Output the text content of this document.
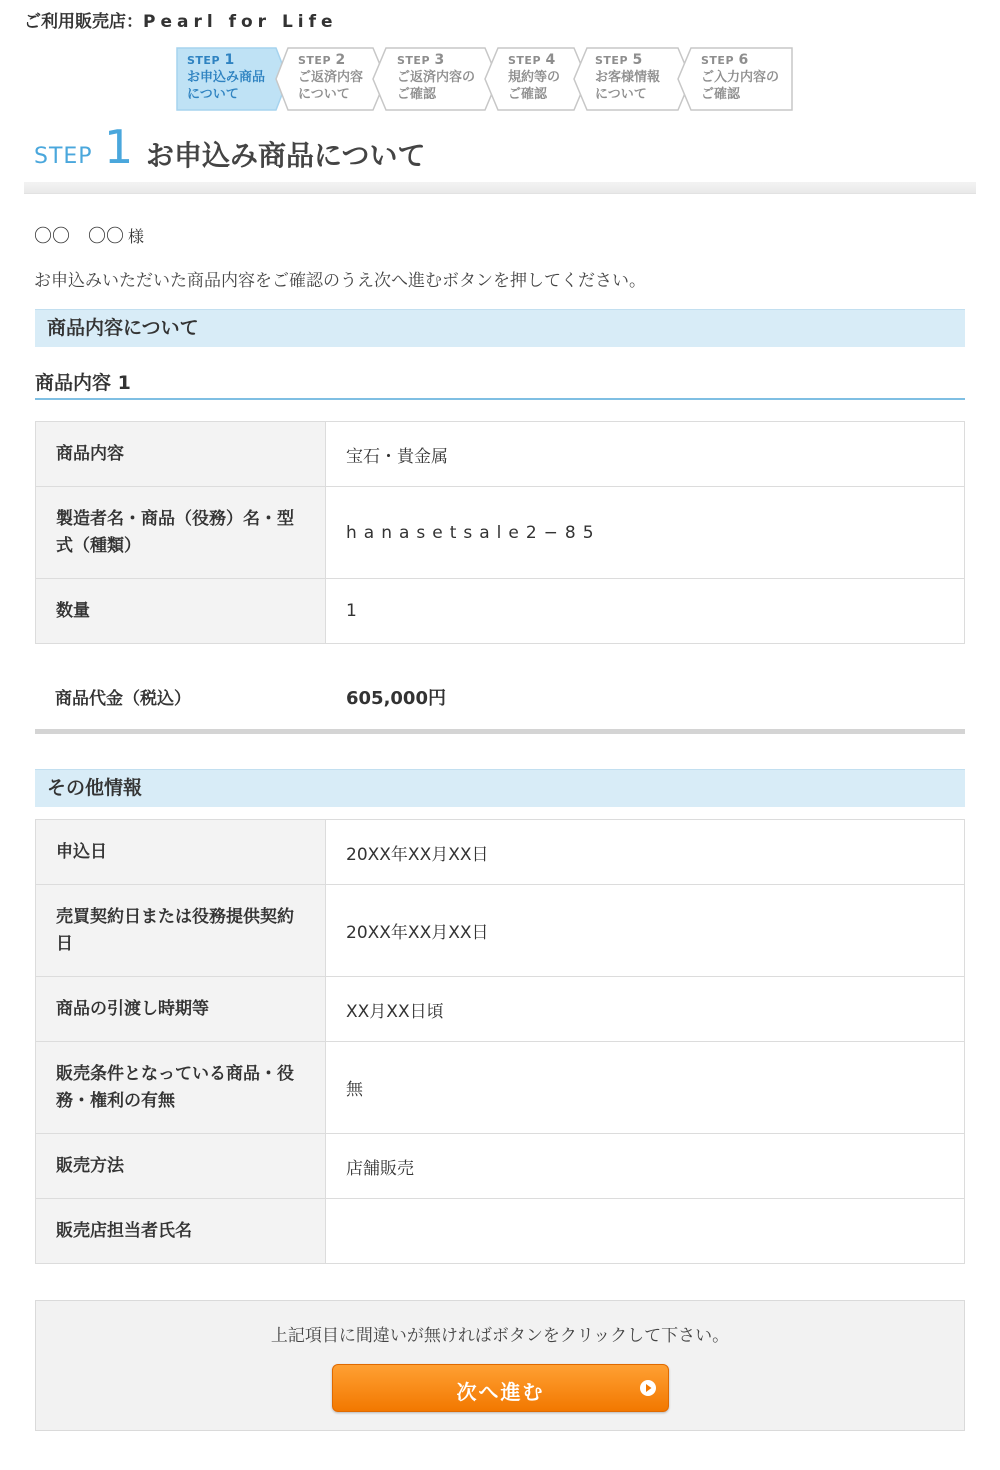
ご利用販売店：Pearl for Life
STEP 1
お申込み商品
について
STEP 2
ご返済内容
について
STEP 3
ご返済内容の
ご確認
STEP 4
規約等の
ご確認
STEP 5
お客様情報
について
STEP 6
ご入力内容の
ご確認
STEP 1 お申込み商品について
〇〇　〇〇 様
お申込みいただいた商品内容をご確認のうえ次へ進むボタンを押してください。
商品内容について
商品内容 1
商品内容	宝石・貴金属
製造者名・商品（役務）名・型式（種類）	hanasetsale2−85
数量	1
商品代金（税込）	605,000円
その他情報
申込日	20XX年XX月XX日
売買契約日または役務提供契約日	20XX年XX月XX日
商品の引渡し時期等	XX月XX日頃
販売条件となっている商品・役務・権利の有無	無
販売方法	店舗販売
販売店担当者氏名	
上記項目に間違いが無ければボタンをクリックして下さい。
次へ進む
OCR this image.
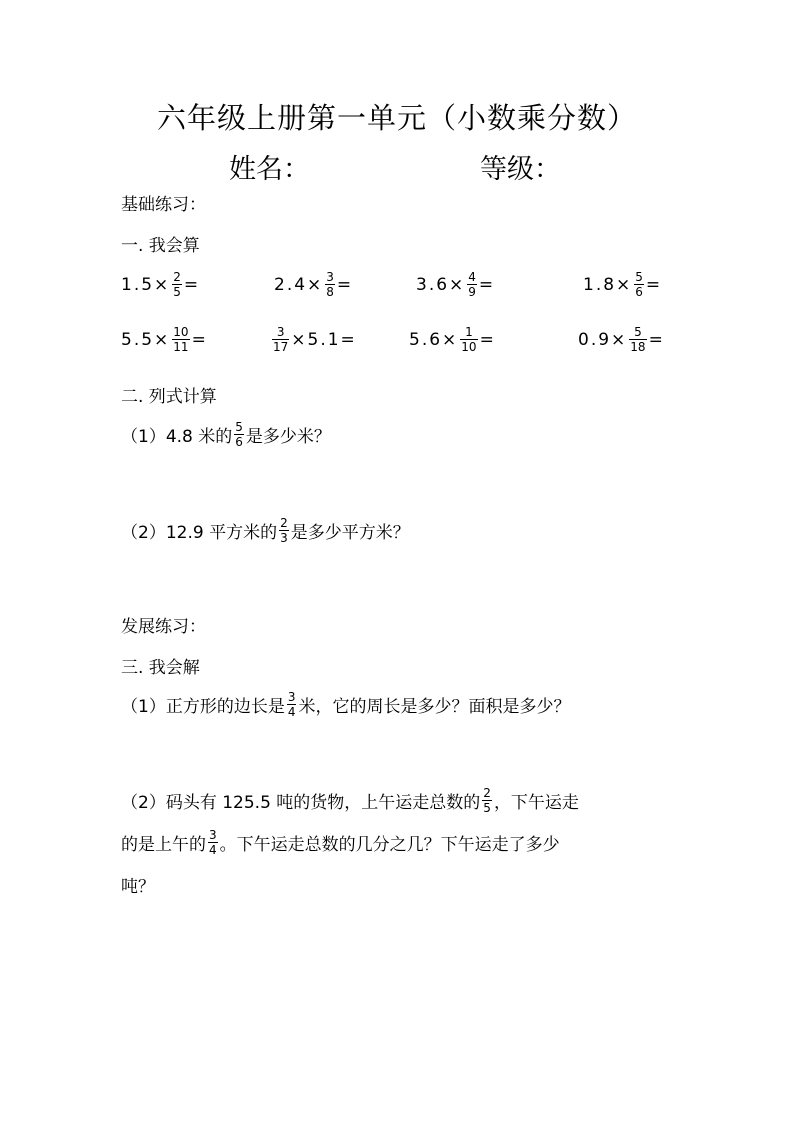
六年级上册第一单元（小数乘分数）
姓名：	等级：
基础练习：
一. 我会算
$1.5\times \frac{2}{5}$ =	$2.4\times \frac{3}{8}$ =	$3.6\times \frac{4}{9}$ =	$1.8\times \frac{5}{6}$ =
$5.5\times \frac{10}{11}$ =	$\frac{3}{17} \times 5.1=$	$5.6\times \frac{1}{10}$ =	$0.9\times \frac{5}{18}$ =
二. 列式计算
（1）4.8 米的 $\frac{5}{6}$ 是多少米？
（2）12.9 平方米的 $\frac{2}{3}$ 是多少平方米？
发展练习：
三. 我会解
（1）正方形的边长是 $\frac{3}{4}$ 米，它的周长是多少？面积是多少？
（2）码头有 125.5 吨的货物，上午运走总数的 $\frac{2}{5}$ ，下午运走
的是上午的 $\frac{3}{4}$ 。下午运走总数的几分之几？下午运走了多少
吨？
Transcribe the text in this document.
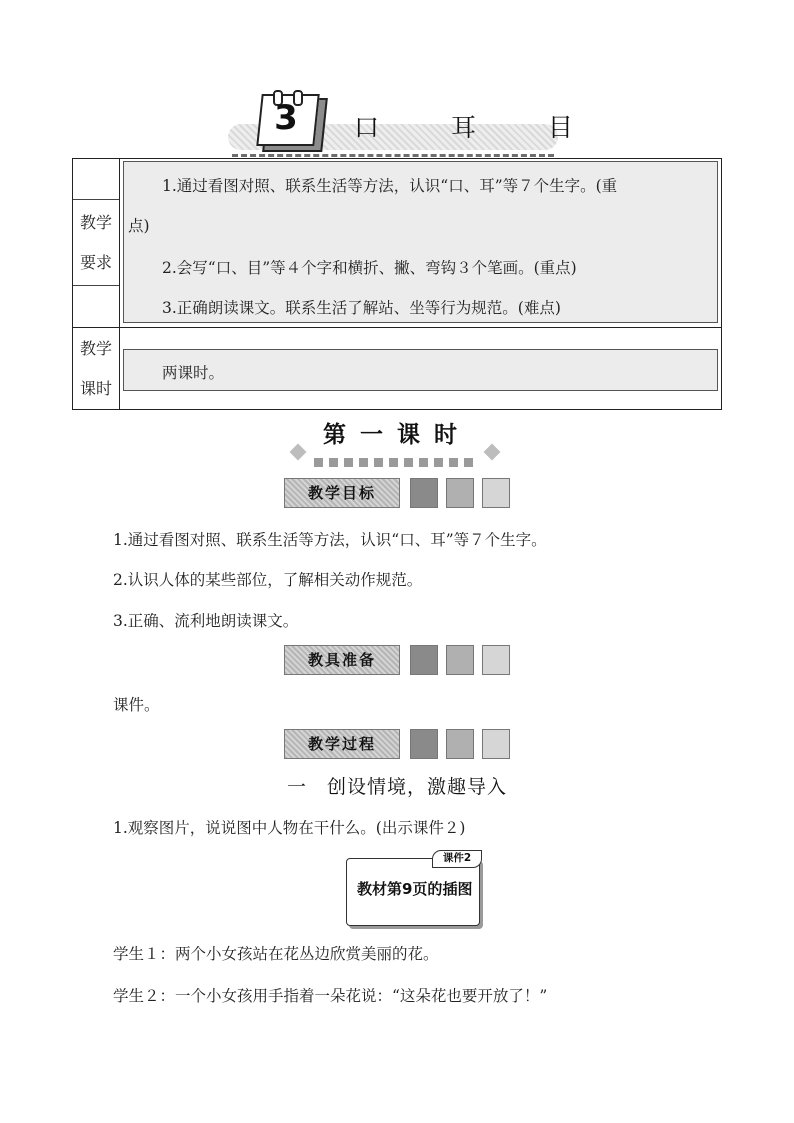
3 口 耳 目
教学
要求
1.通过看图对照、联系生活等方法，认识“口、耳”等７个生字。(重
点)
2.会写“口、目”等４个字和横折、撇、弯钩３个笔画。(重点)
3.正确朗读课文。联系生活了解站、坐等行为规范。(难点)
教学
课时
两课时。
第一课时
教学目标
1.通过看图对照、联系生活等方法，认识“口、耳”等７个生字。
2.认识人体的某些部位，了解相关动作规范。
3.正确、流利地朗读课文。
教具准备
课件。
教学过程
一　创设情境，激趣导入
1.观察图片，说说图中人物在干什么。(出示课件２)
教材第9页的插图
课件2
学生１：两个小女孩站在花丛边欣赏美丽的花。
学生２：一个小女孩用手指着一朵花说：“这朵花也要开放了！”
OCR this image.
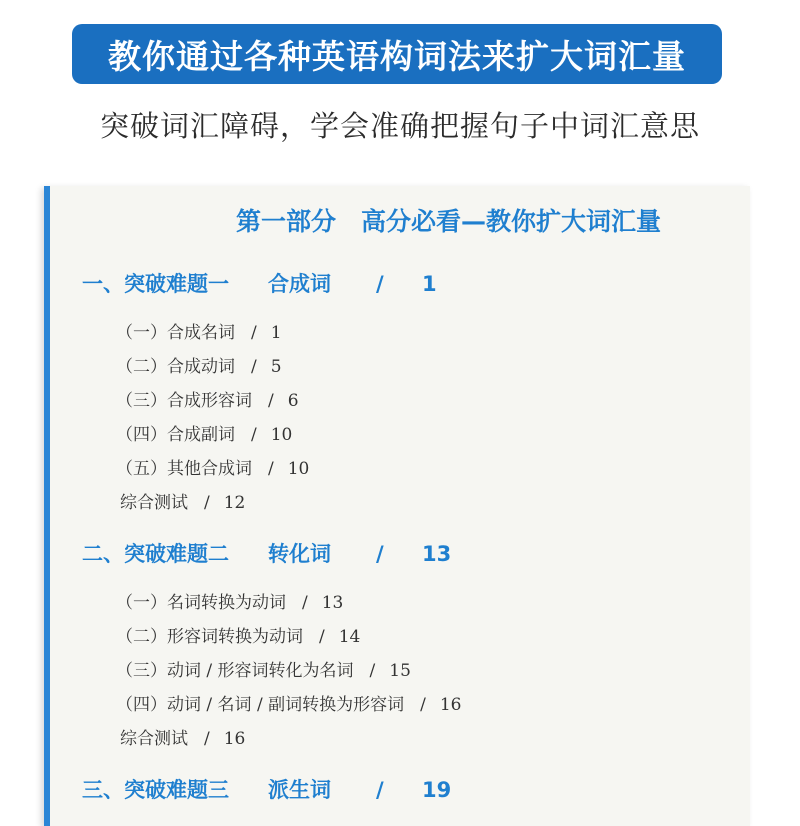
教你通过各种英语构词法来扩大词汇量
突破词汇障碍，学会准确把握句子中词汇意思
第一部分　高分必看—教你扩大词汇量
一、突破难题一 合成词 / 1
（一）合成名词 / 1
（二）合成动词 / 5
（三）合成形容词 / 6
（四）合成副词 / 10
（五）其他合成词 / 10
综合测试 / 12
二、突破难题二 转化词 / 13
（一）名词转换为动词 / 13
（二）形容词转换为动词 / 14
（三）动词 / 形容词转化为名词 / 15
（四）动词 / 名词 / 副词转换为形容词 / 16
综合测试 / 16
三、突破难题三 派生词 / 19
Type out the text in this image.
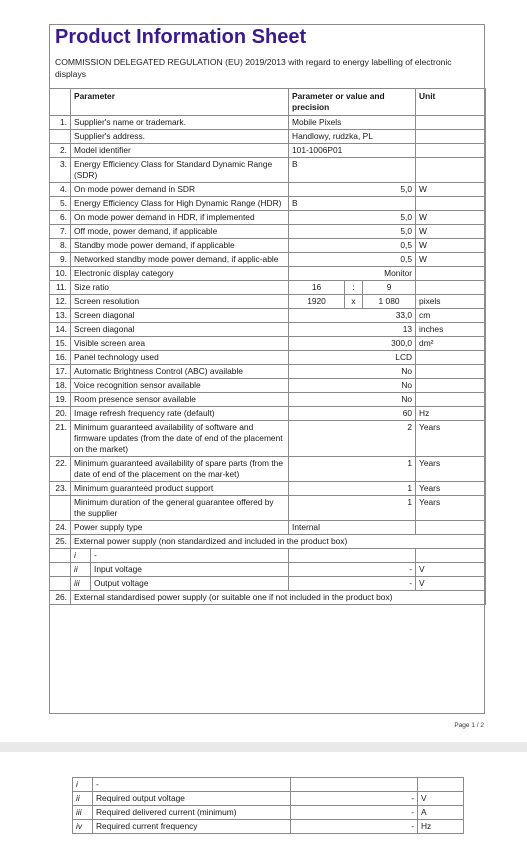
Product Information Sheet
COMMISSION DELEGATED REGULATION (EU) 2019/2013 with regard to energy labelling of electronic displays
	Parameter		Parameter or value and precision			Unit
1.	Supplier's name or trademark.		Mobile Pixels			
	Supplier's address.		Handlowy, rudzka, PL			
2.	Model identifier		101-1006P01			
3.	Energy Efficiency Class for Standard Dynamic Range (SDR)		B			
4.	On mode power demand in SDR		5,0			W
5.	Energy Efficiency Class for High Dynamic Range (HDR)		B			
6.	On mode power demand in HDR, if implemented		5,0			W
7.	Off mode, power demand, if applicable		5,0			W
8.	Standby mode power demand, if applicable		0,5			W
9.	Networked standby mode power demand, if applic-able		0,5			W
10.	Electronic display category		Monitor			
11.	Size ratio		16	:	9	
12.	Screen resolution		1920	x	1 080	pixels
13.	Screen diagonal		33,0			cm
14.	Screen diagonal		13			inches
15.	Visible screen area		300,0			dm²
16.	Panel technology used		LCD			
17.	Automatic Brightness Control (ABC) available		No			
18.	Voice recognition sensor available		No			
19.	Room presence sensor available		No			
20.	Image refresh frequency rate (default)		60			Hz
21.	Minimum guaranteed availability of software and firmware updates (from the date of end of the placement on the market)		2			Years
22.	Minimum guaranteed availability of spare parts (from the date of end of the placement on the mar-ket)		1			Years
23.	Minimum guaranteed product support		1			Years
	Minimum duration of the general guarantee offered by the supplier		1			Years
24.	Power supply type		Internal			
25.	External power supply (non standardized and included in the product box)					
	i	-				
	ii	Input voltage	-			V
	iii	Output voltage	-			V
26.	External standardised power supply (or suitable one if not included in the product box)					
Page 1 / 2
i	-		
ii	Required output voltage	-	V
iii	Required delivered current (minimum)	-	A
iv	Required current frequency	-	Hz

....................

__EXERCISE AIM__. Copy the lines from the entries above in which the word "text" appears.

__COMPLETED EXERCISE__.
Output the text content of this document.
Transcribe the text in this document.
Type out the text in this image.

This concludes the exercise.